* To be done *
An exact copy of the records is required, minus the pictures they hold.

* Raw data *
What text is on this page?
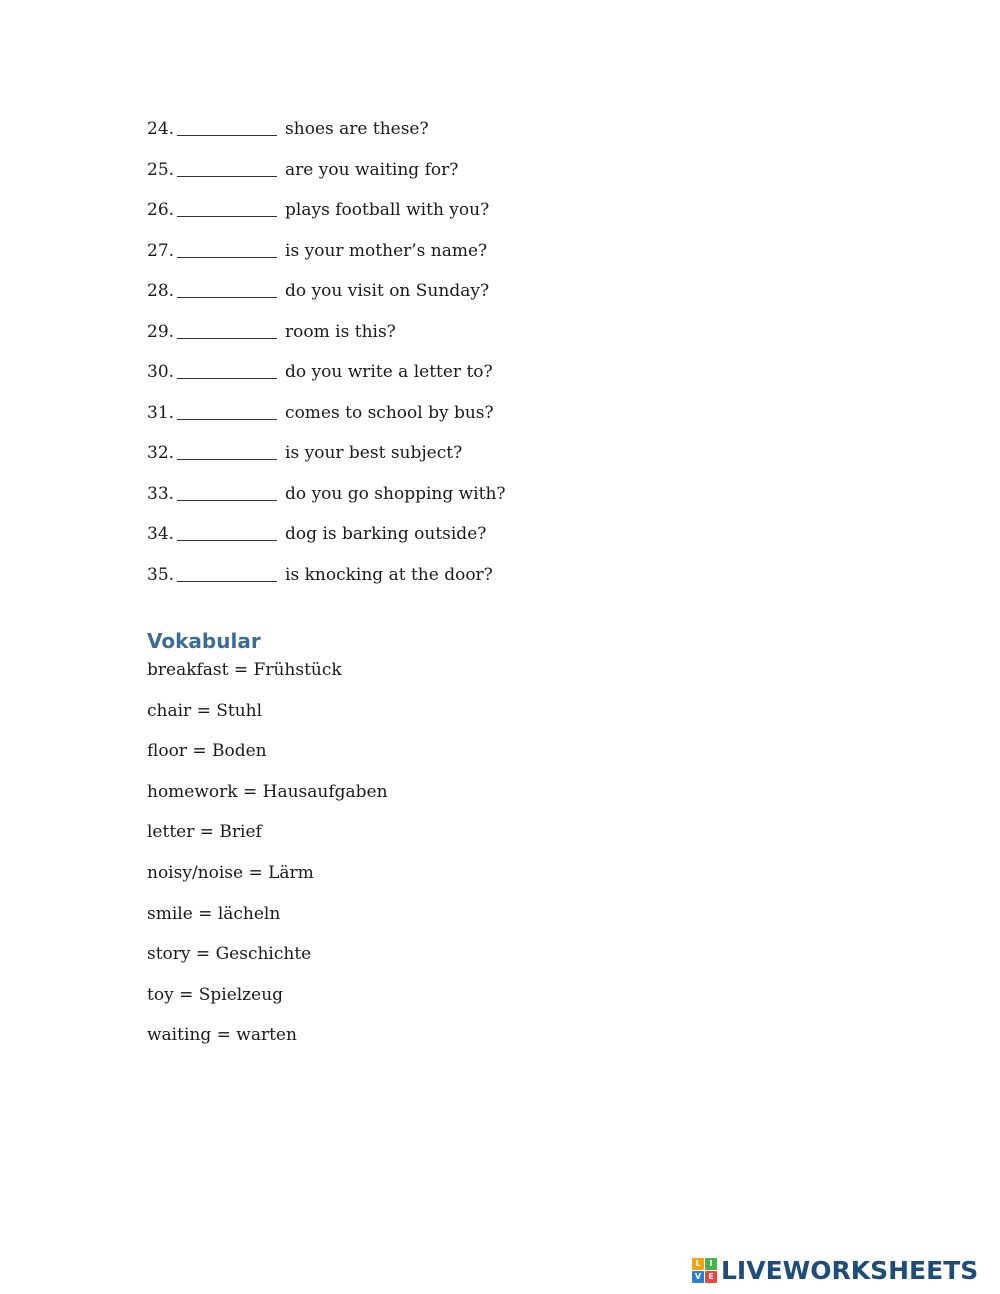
24.	shoes are these?
25.	are you waiting for?
26.	plays football with you?
27.	is your mother’s name?
28.	do you visit on Sunday?
29.	room is this?
30.	do you write a letter to?
31.	comes to school by bus?
32.	is your best subject?
33.	do you go shopping with?
34.	dog is barking outside?
35.	is knocking at the door?
Vokabular
breakfast = Frühstück
chair = Stuhl
floor = Boden
homework = Hausaufgaben
letter = Brief
noisy/noise = Lärm
smile = lächeln
story = Geschichte
toy = Spielzeug
waiting = warten
L	I
V E LIVEWORKSHEETS
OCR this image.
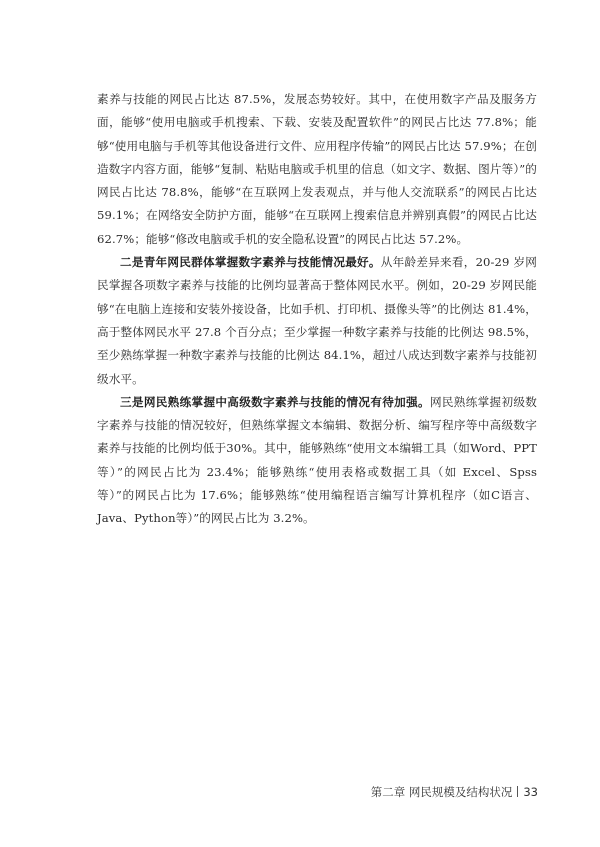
素养与技能的网民占比达 87.5%，发展态势较好。其中，在使用数字产品及服务方面，能够“使用电脑或手机搜索、下载、安装及配置软件”的网民占比达 77.8%；能够“使用电脑与手机等其他设备进行文件、应用程序传输”的网民占比达 57.9%；在创造数字内容方面，能够“复制、粘贴电脑或手机里的信息（如文字、数据、图片等）”的网民占比达 78.8%，能够“在互联网上发表观点，并与他人交流联系”的网民占比达 59.1%；在网络安全防护方面，能够“在互联网上搜索信息并辨别真假”的网民占比达 62.7%；能够“修改电脑或手机的安全隐私设置”的网民占比达 57.2%。

二是青年网民群体掌握数字素养与技能情况最好。从年龄差异来看，20-29 岁网民掌握各项数字素养与技能的比例均显著高于整体网民水平。例如，20-29 岁网民能够“在电脑上连接和安装外接设备，比如手机、打印机、摄像头等”的比例达 81.4%，高于整体网民水平 27.8 个百分点；至少掌握一种数字素养与技能的比例达 98.5%，至少熟练掌握一种数字素养与技能的比例达 84.1%，超过八成达到数字素养与技能初级水平。

三是网民熟练掌握中高级数字素养与技能的情况有待加强。网民熟练掌握初级数字素养与技能的情况较好，但熟练掌握文本编辑、数据分析、编写程序等中高级数字素养与技能的比例均低于30%。其中，能够熟练“使用文本编辑工具（如Word、PPT等）”的网民占比为 23.4%；能够熟练“使用表格或数据工具（如 Excel、Spss 等）”的网民占比为 17.6%；能够熟练“使用编程语言编写计算机程序（如C语言、Java、Python等）”的网民占比为 3.2%。

第二章 网民规模及结构状况 33
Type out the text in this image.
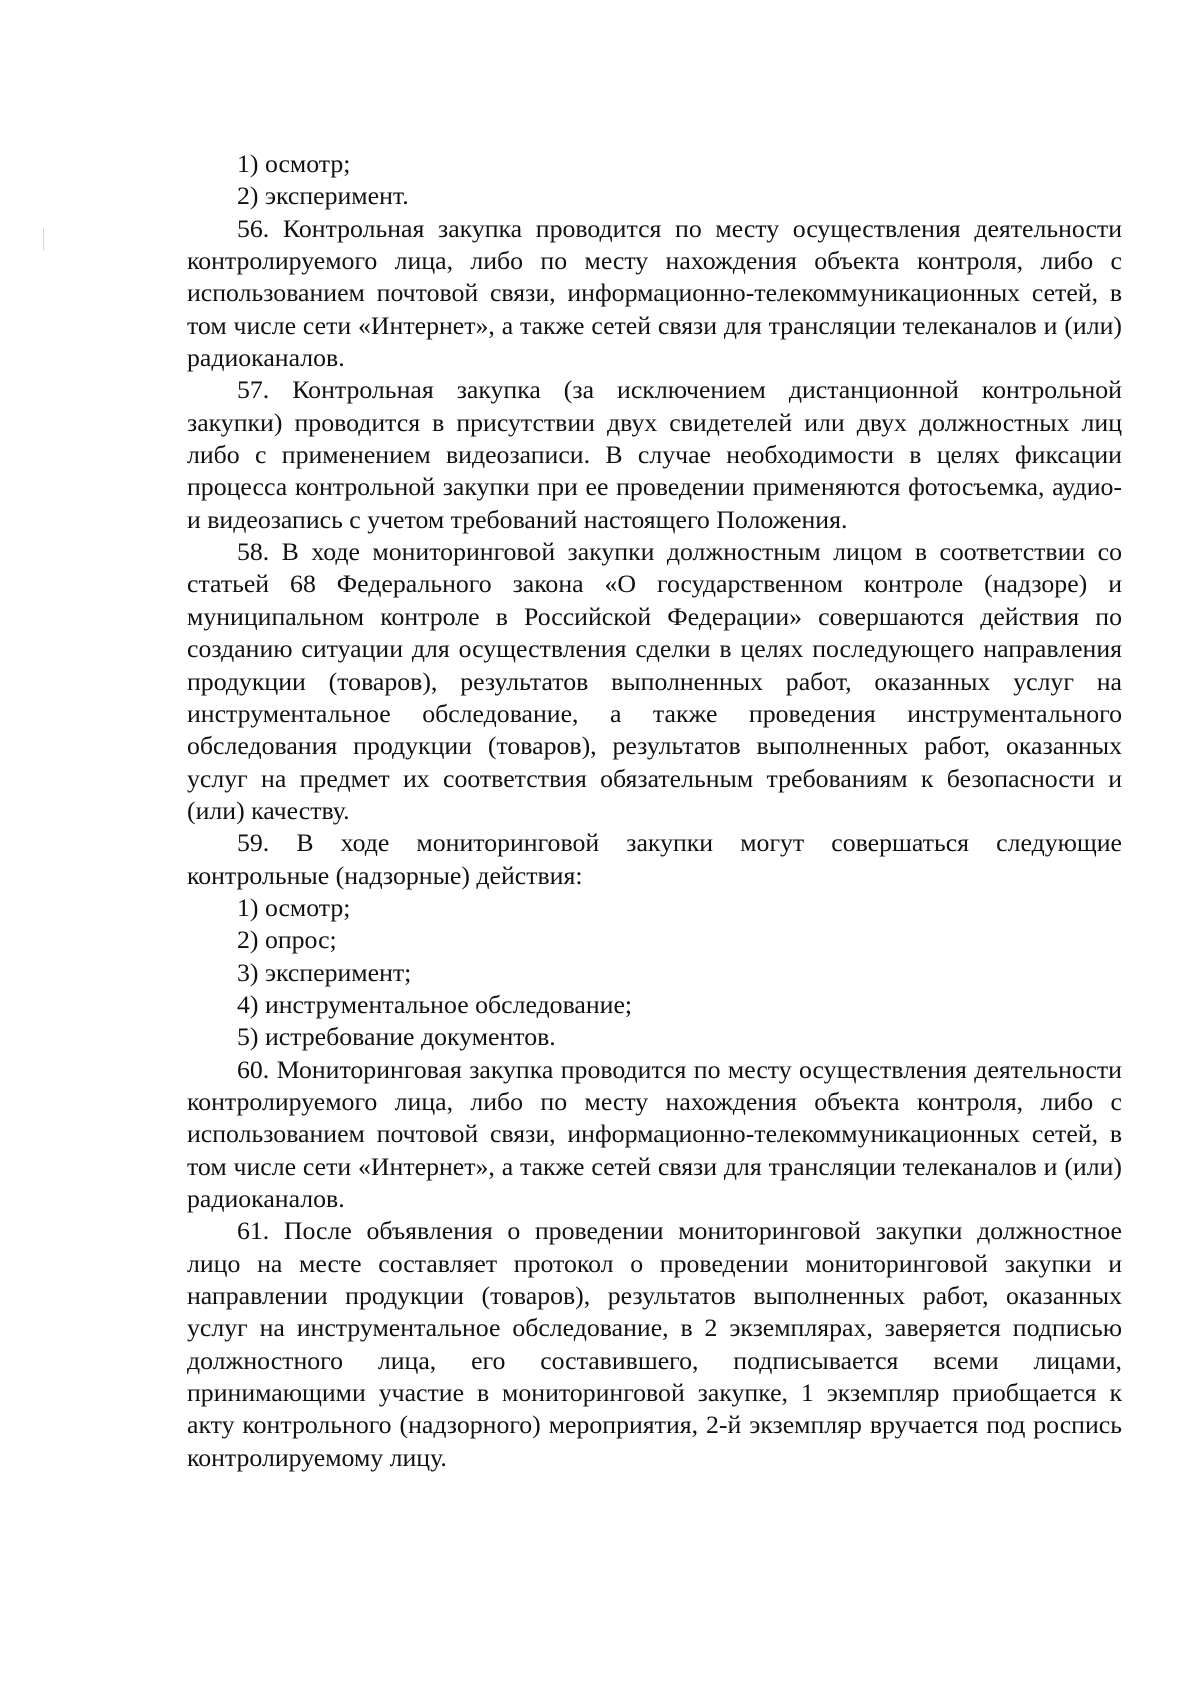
1) осмотр;

2) эксперимент.

56. Контрольная закупка проводится по месту осуществления деятельности контролируемого лица, либо по месту нахождения объекта контроля, либо с использованием почтовой связи, информационно-телекоммуникационных сетей, в том числе сети «Интернет», а также сетей связи для трансляции телеканалов и (или) радиоканалов.

57. Контрольная закупка (за исключением дистанционной контрольной закупки) проводится в присутствии двух свидетелей или двух должностных лиц либо с применением видеозаписи. В случае необходимости в целях фиксации процесса контрольной закупки при ее проведении применяются фотосъемка, аудио- и видеозапись с учетом требований настоящего Положения.

58. В ходе мониторинговой закупки должностным лицом в соответствии со статьей 68 Федерального закона «О государственном контроле (надзоре) и муниципальном контроле в Российской Федерации» совершаются действия по созданию ситуации для осуществления сделки в целях последующего направления продукции (товаров), результатов выполненных работ, оказанных услуг на инструментальное обследование, а также проведения инструментального обследования продукции (товаров), результатов выполненных работ, оказанных услуг на предмет их соответствия обязательным требованиям к безопасности и (или) качеству.

59. В ходе мониторинговой закупки могут совершаться следующие контрольные (надзорные) действия:

1) осмотр;

2) опрос;

3) эксперимент;

4) инструментальное обследование;

5) истребование документов.

60. Мониторинговая закупка проводится по месту осуществления деятельности контролируемого лица, либо по месту нахождения объекта контроля, либо с использованием почтовой связи, информационно-телекоммуникационных сетей, в том числе сети «Интернет», а также сетей связи для трансляции телеканалов и (или) радиоканалов.

61. После объявления о проведении мониторинговой закупки должностное лицо на месте составляет протокол о проведении мониторинговой закупки и направлении продукции (товаров), результатов выполненных работ, оказанных услуг на инструментальное обследование, в 2 экземплярах, заверяется подписью должностного лица, его составившего, подписывается всеми лицами, принимающими участие в мониторинговой закупке, 1 экземпляр приобщается к акту контрольного (надзорного) мероприятия, 2-й экземпляр вручается под роспись контролируемому лицу.
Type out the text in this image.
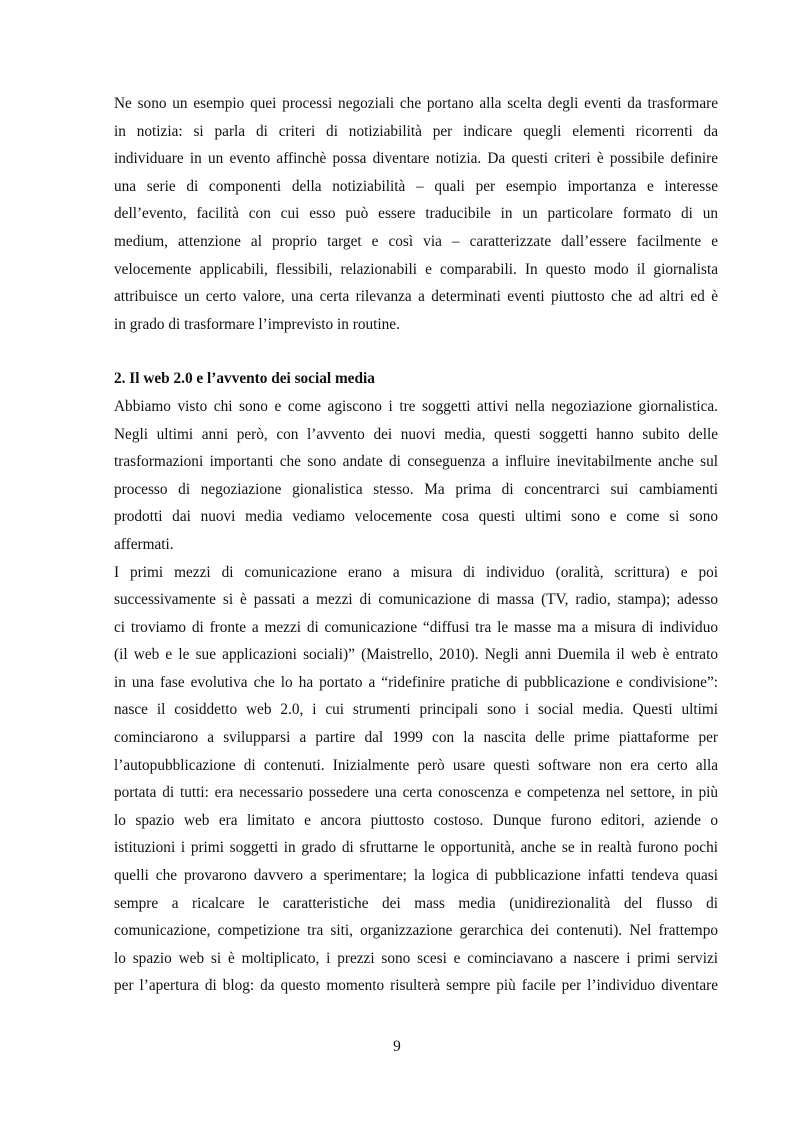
Ne sono un esempio quei processi negoziali che portano alla scelta degli eventi da trasformare
in notizia: si parla di criteri di notiziabilità per indicare quegli elementi ricorrenti da
individuare in un evento affinchè possa diventare notizia. Da questi criteri è possibile definire
una serie di componenti della notiziabilità – quali per esempio importanza e interesse
dell’evento, facilità con cui esso può essere traducibile in un particolare formato di un
medium, attenzione al proprio target e così via – caratterizzate dall’essere facilmente e
velocemente applicabili, flessibili, relazionabili e comparabili. In questo modo il giornalista
attribuisce un certo valore, una certa rilevanza a determinati eventi piuttosto che ad altri ed è
in grado di trasformare l’imprevisto in routine.
2. Il web 2.0 e l’avvento dei social media
Abbiamo visto chi sono e come agiscono i tre soggetti attivi nella negoziazione giornalistica.
Negli ultimi anni però, con l’avvento dei nuovi media, questi soggetti hanno subito delle
trasformazioni importanti che sono andate di conseguenza a influire inevitabilmente anche sul
processo di negoziazione gionalistica stesso. Ma prima di concentrarci sui cambiamenti
prodotti dai nuovi media vediamo velocemente cosa questi ultimi sono e come si sono
affermati.
I primi mezzi di comunicazione erano a misura di individuo (oralità, scrittura) e poi
successivamente si è passati a mezzi di comunicazione di massa (TV, radio, stampa); adesso
ci troviamo di fronte a mezzi di comunicazione “diffusi tra le masse ma a misura di individuo
(il web e le sue applicazioni sociali)” (Maistrello, 2010). Negli anni Duemila il web è entrato
in una fase evolutiva che lo ha portato a “ridefinire pratiche di pubblicazione e condivisione”:
nasce il cosiddetto web 2.0, i cui strumenti principali sono i social media. Questi ultimi
cominciarono a svilupparsi a partire dal 1999 con la nascita delle prime piattaforme per
l’autopubblicazione di contenuti. Inizialmente però usare questi software non era certo alla
portata di tutti: era necessario possedere una certa conoscenza e competenza nel settore, in più
lo spazio web era limitato e ancora piuttosto costoso. Dunque furono editori, aziende o
istituzioni i primi soggetti in grado di sfruttarne le opportunità, anche se in realtà furono pochi
quelli che provarono davvero a sperimentare; la logica di pubblicazione infatti tendeva quasi
sempre a ricalcare le caratteristiche dei mass media (unidirezionalità del flusso di
comunicazione, competizione tra siti, organizzazione gerarchica dei contenuti). Nel frattempo
lo spazio web si è moltiplicato, i prezzi sono scesi e cominciavano a nascere i primi servizi
per l’apertura di blog: da questo momento risulterà sempre più facile per l’individuo diventare
9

* Answer to the task *
What text is on this page?
24.	shoes are these?
25.	are you waiting for?
26.	plays football with you?
27.	is your mother’s name?
28.	do you visit on Sunday?
29.	room is this?
30.	do you write a letter to?
31.	comes to school by bus?
32.	is your best subject?
33.	do you go shopping with?
34.	dog is barking outside?
35.	is knocking at the door?
Vokabular
breakfast = Frühstück
chair = Stuhl
floor = Boden
homework = Hausaufgaben
letter = Brief
noisy/noise = Lärm
smile = lächeln
story = Geschichte
toy = Spielzeug
waiting = warten
L	I
V E LIVEWORKSHEETS
OCR this image.
素养与技能的网民占比达 87.5%，发展态势较好。其中，在使用数字产品及服务方面，能够“使用电脑或手机搜索、下载、安装及配置软件”的网民占比达 77.8%；能够“使用电脑与手机等其他设备进行文件、应用程序传输”的网民占比达 57.9%；在创造数字内容方面，能够“复制、粘贴电脑或手机里的信息（如文字、数据、图片等）”的网民占比达 78.8%，能够“在互联网上发表观点，并与他人交流联系”的网民占比达 59.1%；在网络安全防护方面，能够“在互联网上搜索信息并辨别真假”的网民占比达 62.7%；能够“修改电脑或手机的安全隐私设置”的网民占比达 57.2%。

二是青年网民群体掌握数字素养与技能情况最好。从年龄差异来看，20-29 岁网民掌握各项数字素养与技能的比例均显著高于整体网民水平。例如，20-29 岁网民能够“在电脑上连接和安装外接设备，比如手机、打印机、摄像头等”的比例达 81.4%，高于整体网民水平 27.8 个百分点；至少掌握一种数字素养与技能的比例达 98.5%，至少熟练掌握一种数字素养与技能的比例达 84.1%，超过八成达到数字素养与技能初级水平。

三是网民熟练掌握中高级数字素养与技能的情况有待加强。网民熟练掌握初级数字素养与技能的情况较好，但熟练掌握文本编辑、数据分析、编写程序等中高级数字素养与技能的比例均低于30%。其中，能够熟练“使用文本编辑工具（如Word、PPT等）”的网民占比为 23.4%；能够熟练“使用表格或数据工具（如 Excel、Spss 等）”的网民占比为 17.6%；能够熟练“使用编程语言编写计算机程序（如C语言、Java、Python等）”的网民占比为 3.2%。

第二章 网民规模及结构状况 33
Type out the text in this image.
1) осмотр;

2) эксперимент.

56. Контрольная закупка проводится по месту осуществления деятельности контролируемого лица, либо по месту нахождения объекта контроля, либо с использованием почтовой связи, информационно-телекоммуникационных сетей, в том числе сети «Интернет», а также сетей связи для трансляции телеканалов и (или) радиоканалов.

57. Контрольная закупка (за исключением дистанционной контрольной закупки) проводится в присутствии двух свидетелей или двух должностных лиц либо с применением видеозаписи. В случае необходимости в целях фиксации процесса контрольной закупки при ее проведении применяются фотосъемка, аудио- и видеозапись с учетом требований настоящего Положения.

58. В ходе мониторинговой закупки должностным лицом в соответствии со статьей 68 Федерального закона «О государственном контроле (надзоре) и муниципальном контроле в Российской Федерации» совершаются действия по созданию ситуации для осуществления сделки в целях последующего направления продукции (товаров), результатов выполненных работ, оказанных услуг на инструментальное обследование, а также проведения инструментального обследования продукции (товаров), результатов выполненных работ, оказанных услуг на предмет их соответствия обязательным требованиям к безопасности и (или) качеству.

59. В ходе мониторинговой закупки могут совершаться следующие контрольные (надзорные) действия:

1) осмотр;

2) опрос;

3) эксперимент;

4) инструментальное обследование;

5) истребование документов.

60. Мониторинговая закупка проводится по месту осуществления деятельности контролируемого лица, либо по месту нахождения объекта контроля, либо с использованием почтовой связи, информационно-телекоммуникационных сетей, в том числе сети «Интернет», а также сетей связи для трансляции телеканалов и (или) радиоканалов.

61. После объявления о проведении мониторинговой закупки должностное лицо на месте составляет протокол о проведении мониторинговой закупки и направлении продукции (товаров), результатов выполненных работ, оказанных услуг на инструментальное обследование, в 2 экземплярах, заверяется подписью должностного лица, его составившего, подписывается всеми лицами, принимающими участие в мониторинговой закупке, 1 экземпляр приобщается к акту контрольного (надзорного) мероприятия, 2-й экземпляр вручается под роспись контролируемому лицу.
Type out the text in this image.
Ne sono un esempio quei processi negoziali che portano alla scelta degli eventi da trasformare
in notizia: si parla di criteri di notiziabilità per indicare quegli elementi ricorrenti da
individuare in un evento affinchè possa diventare notizia. Da questi criteri è possibile definire
una serie di componenti della notiziabilità – quali per esempio importanza e interesse
dell’evento, facilità con cui esso può essere traducibile in un particolare formato di un
medium, attenzione al proprio target e così via – caratterizzate dall’essere facilmente e
velocemente applicabili, flessibili, relazionabili e comparabili. In questo modo il giornalista
attribuisce un certo valore, una certa rilevanza a determinati eventi piuttosto che ad altri ed è
in grado di trasformare l’imprevisto in routine.
2. Il web 2.0 e l’avvento dei social media
Abbiamo visto chi sono e come agiscono i tre soggetti attivi nella negoziazione giornalistica.
Negli ultimi anni però, con l’avvento dei nuovi media, questi soggetti hanno subito delle
trasformazioni importanti che sono andate di conseguenza a influire inevitabilmente anche sul
processo di negoziazione gionalistica stesso. Ma prima di concentrarci sui cambiamenti
prodotti dai nuovi media vediamo velocemente cosa questi ultimi sono e come si sono
affermati.
I primi mezzi di comunicazione erano a misura di individuo (oralità, scrittura) e poi
successivamente si è passati a mezzi di comunicazione di massa (TV, radio, stampa); adesso
ci troviamo di fronte a mezzi di comunicazione “diffusi tra le masse ma a misura di individuo
(il web e le sue applicazioni sociali)” (Maistrello, 2010). Negli anni Duemila il web è entrato
in una fase evolutiva che lo ha portato a “ridefinire pratiche di pubblicazione e condivisione”:
nasce il cosiddetto web 2.0, i cui strumenti principali sono i social media. Questi ultimi
cominciarono a svilupparsi a partire dal 1999 con la nascita delle prime piattaforme per
l’autopubblicazione di contenuti. Inizialmente però usare questi software non era certo alla
portata di tutti: era necessario possedere una certa conoscenza e competenza nel settore, in più
lo spazio web era limitato e ancora piuttosto costoso. Dunque furono editori, aziende o
istituzioni i primi soggetti in grado di sfruttarne le opportunità, anche se in realtà furono pochi
quelli che provarono davvero a sperimentare; la logica di pubblicazione infatti tendeva quasi
sempre a ricalcare le caratteristiche dei mass media (unidirezionalità del flusso di
comunicazione, competizione tra siti, organizzazione gerarchica dei contenuti). Nel frattempo
lo spazio web si è moltiplicato, i prezzi sono scesi e cominciavano a nascere i primi servizi
per l’apertura di blog: da questo momento risulterà sempre più facile per l’individuo diventare
9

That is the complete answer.